> [To be done]
Copy out all the lines in the records that include the word "JSON".

________

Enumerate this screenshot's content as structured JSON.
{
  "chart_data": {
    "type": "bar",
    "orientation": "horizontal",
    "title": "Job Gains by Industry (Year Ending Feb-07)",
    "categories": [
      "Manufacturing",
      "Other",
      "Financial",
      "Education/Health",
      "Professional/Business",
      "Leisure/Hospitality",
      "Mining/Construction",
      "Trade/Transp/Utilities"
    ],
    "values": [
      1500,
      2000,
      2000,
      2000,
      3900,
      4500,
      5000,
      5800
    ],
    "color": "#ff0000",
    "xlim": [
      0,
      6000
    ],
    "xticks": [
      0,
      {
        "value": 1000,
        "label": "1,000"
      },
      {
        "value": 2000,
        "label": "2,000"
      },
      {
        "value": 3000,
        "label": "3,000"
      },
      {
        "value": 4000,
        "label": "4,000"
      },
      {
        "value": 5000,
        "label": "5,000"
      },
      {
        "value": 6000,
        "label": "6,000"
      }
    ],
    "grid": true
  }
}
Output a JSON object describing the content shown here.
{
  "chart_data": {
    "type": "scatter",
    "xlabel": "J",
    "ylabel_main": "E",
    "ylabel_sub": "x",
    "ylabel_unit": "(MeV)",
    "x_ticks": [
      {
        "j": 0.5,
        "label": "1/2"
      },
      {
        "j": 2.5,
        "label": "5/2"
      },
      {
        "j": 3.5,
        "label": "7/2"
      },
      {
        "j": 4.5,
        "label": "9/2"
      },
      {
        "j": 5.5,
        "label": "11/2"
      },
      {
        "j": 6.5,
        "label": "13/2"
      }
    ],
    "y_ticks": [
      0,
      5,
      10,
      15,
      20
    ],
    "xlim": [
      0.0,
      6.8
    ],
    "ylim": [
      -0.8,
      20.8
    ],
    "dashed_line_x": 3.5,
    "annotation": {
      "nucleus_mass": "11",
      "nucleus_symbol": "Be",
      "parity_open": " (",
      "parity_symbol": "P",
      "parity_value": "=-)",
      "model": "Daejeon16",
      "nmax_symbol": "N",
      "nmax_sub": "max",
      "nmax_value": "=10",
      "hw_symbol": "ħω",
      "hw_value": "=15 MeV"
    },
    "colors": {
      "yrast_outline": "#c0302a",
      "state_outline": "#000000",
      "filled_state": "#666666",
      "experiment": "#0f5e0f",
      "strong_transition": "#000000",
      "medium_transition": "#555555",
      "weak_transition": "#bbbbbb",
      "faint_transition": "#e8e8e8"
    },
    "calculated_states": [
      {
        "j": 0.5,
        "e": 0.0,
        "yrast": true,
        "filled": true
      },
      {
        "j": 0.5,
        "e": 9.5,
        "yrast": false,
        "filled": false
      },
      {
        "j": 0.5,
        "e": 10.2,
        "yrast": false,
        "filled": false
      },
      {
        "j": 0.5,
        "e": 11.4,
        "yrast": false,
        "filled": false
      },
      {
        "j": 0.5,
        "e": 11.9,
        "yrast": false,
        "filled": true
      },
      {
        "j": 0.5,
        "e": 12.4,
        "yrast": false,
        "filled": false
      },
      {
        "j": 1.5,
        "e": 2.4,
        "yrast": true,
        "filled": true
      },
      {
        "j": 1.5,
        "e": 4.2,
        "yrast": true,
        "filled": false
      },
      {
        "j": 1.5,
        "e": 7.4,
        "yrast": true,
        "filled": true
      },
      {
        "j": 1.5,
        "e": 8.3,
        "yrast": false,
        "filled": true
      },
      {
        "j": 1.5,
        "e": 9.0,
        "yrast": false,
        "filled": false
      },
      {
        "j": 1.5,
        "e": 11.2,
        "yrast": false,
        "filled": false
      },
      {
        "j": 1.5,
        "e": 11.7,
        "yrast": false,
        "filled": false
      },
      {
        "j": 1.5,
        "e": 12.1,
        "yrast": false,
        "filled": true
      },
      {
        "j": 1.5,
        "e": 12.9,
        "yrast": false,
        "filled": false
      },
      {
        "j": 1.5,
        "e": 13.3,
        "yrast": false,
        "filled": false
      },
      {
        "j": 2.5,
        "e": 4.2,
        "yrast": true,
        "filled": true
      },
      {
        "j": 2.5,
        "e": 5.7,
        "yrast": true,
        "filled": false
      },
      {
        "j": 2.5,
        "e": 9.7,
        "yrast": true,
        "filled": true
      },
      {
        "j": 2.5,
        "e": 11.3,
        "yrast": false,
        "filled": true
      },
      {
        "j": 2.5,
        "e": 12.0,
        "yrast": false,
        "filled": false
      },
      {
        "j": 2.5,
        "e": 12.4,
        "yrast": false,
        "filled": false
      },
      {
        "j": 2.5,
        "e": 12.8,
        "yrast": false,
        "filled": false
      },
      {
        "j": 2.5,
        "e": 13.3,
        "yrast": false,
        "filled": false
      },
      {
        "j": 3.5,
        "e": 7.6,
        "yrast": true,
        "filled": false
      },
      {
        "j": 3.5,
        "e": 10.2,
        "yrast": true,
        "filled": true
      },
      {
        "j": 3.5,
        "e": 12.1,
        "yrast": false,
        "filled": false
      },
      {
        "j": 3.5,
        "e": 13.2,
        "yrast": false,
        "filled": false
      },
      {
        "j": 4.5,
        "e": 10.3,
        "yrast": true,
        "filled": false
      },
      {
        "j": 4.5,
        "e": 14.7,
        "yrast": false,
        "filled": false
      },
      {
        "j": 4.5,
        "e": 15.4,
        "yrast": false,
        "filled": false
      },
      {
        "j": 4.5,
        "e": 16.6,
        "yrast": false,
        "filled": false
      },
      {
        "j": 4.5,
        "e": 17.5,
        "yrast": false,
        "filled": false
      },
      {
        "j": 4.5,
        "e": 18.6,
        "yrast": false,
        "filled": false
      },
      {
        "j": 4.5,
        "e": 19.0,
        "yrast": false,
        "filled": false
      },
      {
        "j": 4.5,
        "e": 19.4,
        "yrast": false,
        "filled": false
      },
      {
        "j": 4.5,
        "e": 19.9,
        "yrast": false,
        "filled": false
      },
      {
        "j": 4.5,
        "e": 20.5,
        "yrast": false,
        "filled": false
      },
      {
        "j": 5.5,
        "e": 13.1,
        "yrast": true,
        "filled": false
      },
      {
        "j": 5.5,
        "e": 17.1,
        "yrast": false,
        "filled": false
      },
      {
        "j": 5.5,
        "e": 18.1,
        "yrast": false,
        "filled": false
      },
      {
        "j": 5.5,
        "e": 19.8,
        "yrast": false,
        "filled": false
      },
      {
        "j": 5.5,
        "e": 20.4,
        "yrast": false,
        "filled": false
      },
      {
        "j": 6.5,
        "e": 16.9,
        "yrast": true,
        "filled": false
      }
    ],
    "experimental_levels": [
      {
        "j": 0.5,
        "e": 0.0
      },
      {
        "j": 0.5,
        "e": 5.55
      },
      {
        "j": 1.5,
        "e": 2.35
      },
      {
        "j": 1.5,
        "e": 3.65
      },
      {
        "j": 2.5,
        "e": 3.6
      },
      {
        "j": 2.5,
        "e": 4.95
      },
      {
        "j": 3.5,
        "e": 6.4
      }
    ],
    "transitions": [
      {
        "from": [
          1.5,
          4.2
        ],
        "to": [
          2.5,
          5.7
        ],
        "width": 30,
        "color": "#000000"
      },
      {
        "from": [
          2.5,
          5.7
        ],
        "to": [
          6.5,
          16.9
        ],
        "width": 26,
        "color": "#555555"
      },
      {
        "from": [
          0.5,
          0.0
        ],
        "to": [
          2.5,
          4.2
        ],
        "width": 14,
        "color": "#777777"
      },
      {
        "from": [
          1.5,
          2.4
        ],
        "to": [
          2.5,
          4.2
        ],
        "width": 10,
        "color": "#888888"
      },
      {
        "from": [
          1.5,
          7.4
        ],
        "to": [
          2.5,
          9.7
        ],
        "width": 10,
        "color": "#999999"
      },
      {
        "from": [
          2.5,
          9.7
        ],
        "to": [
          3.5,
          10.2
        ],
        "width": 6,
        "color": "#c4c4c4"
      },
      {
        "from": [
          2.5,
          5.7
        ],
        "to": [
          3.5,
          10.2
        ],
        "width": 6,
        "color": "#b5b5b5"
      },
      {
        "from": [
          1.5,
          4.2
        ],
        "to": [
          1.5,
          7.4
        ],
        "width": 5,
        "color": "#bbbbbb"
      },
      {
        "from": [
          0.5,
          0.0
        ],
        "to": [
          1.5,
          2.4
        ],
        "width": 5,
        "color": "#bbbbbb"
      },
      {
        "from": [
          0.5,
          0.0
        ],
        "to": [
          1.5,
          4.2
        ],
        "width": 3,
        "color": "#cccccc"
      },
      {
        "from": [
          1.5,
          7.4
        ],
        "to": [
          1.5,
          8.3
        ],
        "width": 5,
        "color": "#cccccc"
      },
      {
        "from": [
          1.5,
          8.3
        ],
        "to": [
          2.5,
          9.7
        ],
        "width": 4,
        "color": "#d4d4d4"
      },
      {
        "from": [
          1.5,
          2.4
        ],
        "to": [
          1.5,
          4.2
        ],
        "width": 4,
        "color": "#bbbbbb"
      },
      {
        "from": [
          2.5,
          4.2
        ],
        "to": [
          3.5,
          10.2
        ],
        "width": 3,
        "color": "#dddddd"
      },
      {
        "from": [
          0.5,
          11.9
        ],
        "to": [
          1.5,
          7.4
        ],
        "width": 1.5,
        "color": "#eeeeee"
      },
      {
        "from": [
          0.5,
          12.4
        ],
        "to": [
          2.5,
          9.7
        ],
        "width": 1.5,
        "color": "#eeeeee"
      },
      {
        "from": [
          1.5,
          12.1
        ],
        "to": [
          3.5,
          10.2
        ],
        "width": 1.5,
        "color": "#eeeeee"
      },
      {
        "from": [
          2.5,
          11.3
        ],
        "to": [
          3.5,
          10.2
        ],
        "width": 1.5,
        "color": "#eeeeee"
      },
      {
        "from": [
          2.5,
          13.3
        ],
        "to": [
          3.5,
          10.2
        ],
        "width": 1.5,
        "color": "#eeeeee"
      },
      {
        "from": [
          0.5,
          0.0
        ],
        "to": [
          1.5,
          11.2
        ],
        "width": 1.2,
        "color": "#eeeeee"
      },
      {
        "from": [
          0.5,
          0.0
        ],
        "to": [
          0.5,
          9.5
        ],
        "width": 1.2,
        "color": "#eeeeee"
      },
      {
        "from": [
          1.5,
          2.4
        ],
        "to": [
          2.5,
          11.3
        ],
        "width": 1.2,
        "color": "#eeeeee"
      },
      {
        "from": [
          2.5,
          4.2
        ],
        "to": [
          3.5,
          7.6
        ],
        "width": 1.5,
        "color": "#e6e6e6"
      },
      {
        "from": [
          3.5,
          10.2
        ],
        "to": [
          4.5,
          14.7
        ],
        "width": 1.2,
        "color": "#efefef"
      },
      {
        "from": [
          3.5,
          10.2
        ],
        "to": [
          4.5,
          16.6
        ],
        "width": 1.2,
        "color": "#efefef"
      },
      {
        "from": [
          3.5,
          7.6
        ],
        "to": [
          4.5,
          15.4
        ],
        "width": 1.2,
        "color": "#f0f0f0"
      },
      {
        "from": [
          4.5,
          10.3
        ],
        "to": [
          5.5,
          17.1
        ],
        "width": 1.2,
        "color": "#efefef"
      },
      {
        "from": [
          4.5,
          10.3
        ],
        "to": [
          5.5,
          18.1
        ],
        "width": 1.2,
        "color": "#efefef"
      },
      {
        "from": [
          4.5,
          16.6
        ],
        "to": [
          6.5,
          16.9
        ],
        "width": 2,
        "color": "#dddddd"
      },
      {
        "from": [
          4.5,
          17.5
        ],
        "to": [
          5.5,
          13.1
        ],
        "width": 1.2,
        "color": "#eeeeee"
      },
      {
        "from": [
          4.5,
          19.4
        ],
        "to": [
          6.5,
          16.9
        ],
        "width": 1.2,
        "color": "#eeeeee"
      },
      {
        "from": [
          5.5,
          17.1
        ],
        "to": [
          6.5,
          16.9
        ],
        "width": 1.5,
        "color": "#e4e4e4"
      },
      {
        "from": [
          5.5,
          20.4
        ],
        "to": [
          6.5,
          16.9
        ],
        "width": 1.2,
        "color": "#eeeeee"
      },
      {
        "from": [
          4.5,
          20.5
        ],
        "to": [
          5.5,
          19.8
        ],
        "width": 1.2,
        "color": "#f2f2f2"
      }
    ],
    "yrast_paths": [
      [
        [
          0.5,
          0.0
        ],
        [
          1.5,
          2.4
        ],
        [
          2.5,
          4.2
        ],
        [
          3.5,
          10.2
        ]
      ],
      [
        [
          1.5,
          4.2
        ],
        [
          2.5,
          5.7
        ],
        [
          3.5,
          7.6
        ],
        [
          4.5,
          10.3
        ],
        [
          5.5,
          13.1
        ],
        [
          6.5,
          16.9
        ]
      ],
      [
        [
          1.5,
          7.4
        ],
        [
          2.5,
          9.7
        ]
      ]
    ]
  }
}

________

> [Solution]
Enumerate this screenshot's content as structured JSON.
Output a JSON object describing the content shown here.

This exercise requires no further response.